* **Exercise details**: Reproduce the records starting with the line that contains "description-warning: Warning: Videos and photos CANNOT" and going on through the line that contains "function-table: Main Menu", switching "Playback" to "Settings" and leaving everything else unchanged.

* **Records for this exercise**:
|---|

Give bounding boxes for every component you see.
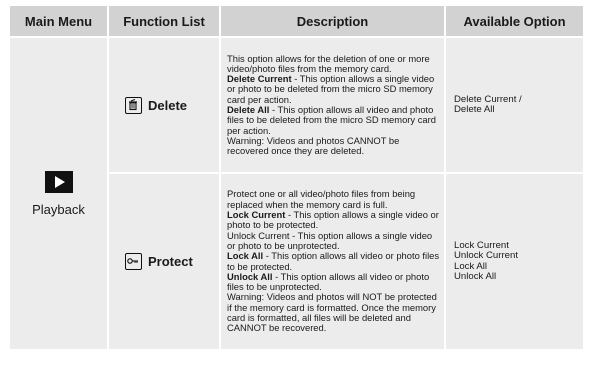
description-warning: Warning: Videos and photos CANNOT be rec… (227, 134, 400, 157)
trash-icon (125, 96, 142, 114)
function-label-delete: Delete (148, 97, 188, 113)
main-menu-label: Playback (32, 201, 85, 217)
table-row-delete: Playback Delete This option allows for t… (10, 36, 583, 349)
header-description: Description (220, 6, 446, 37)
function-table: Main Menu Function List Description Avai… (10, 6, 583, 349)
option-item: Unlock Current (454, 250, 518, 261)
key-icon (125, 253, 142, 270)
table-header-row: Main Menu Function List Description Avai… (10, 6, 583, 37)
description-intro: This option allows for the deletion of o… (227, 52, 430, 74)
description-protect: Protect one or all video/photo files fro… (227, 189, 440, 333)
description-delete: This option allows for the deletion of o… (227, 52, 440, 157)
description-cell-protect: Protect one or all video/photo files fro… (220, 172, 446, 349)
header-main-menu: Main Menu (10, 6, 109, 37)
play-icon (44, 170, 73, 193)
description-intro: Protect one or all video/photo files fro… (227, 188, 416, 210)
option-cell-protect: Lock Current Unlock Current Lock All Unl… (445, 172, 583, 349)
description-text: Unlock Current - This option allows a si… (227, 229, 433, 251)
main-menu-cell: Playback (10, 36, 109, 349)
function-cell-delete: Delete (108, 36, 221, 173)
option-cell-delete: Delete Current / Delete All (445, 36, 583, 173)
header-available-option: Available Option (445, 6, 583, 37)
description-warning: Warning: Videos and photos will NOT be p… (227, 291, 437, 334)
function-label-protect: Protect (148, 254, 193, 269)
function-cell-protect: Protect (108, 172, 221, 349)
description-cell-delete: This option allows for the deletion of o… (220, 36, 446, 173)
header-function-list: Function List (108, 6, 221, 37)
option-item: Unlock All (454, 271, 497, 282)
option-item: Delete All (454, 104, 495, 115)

|---|

* **Answer to this problem**:
description-warning: Warning: Videos and photos CANNOT be rec… (227, 134, 400, 157)
trash-icon (125, 96, 142, 114)
function-label-delete: Delete (148, 97, 188, 113)
main-menu-label: Settings (32, 201, 85, 217)
table-row-delete: Settings Delete This option allows for t… (10, 36, 583, 349)
header-description: Description (220, 6, 446, 37)
function-table: Main Menu Function List Description Avai… (10, 6, 583, 349)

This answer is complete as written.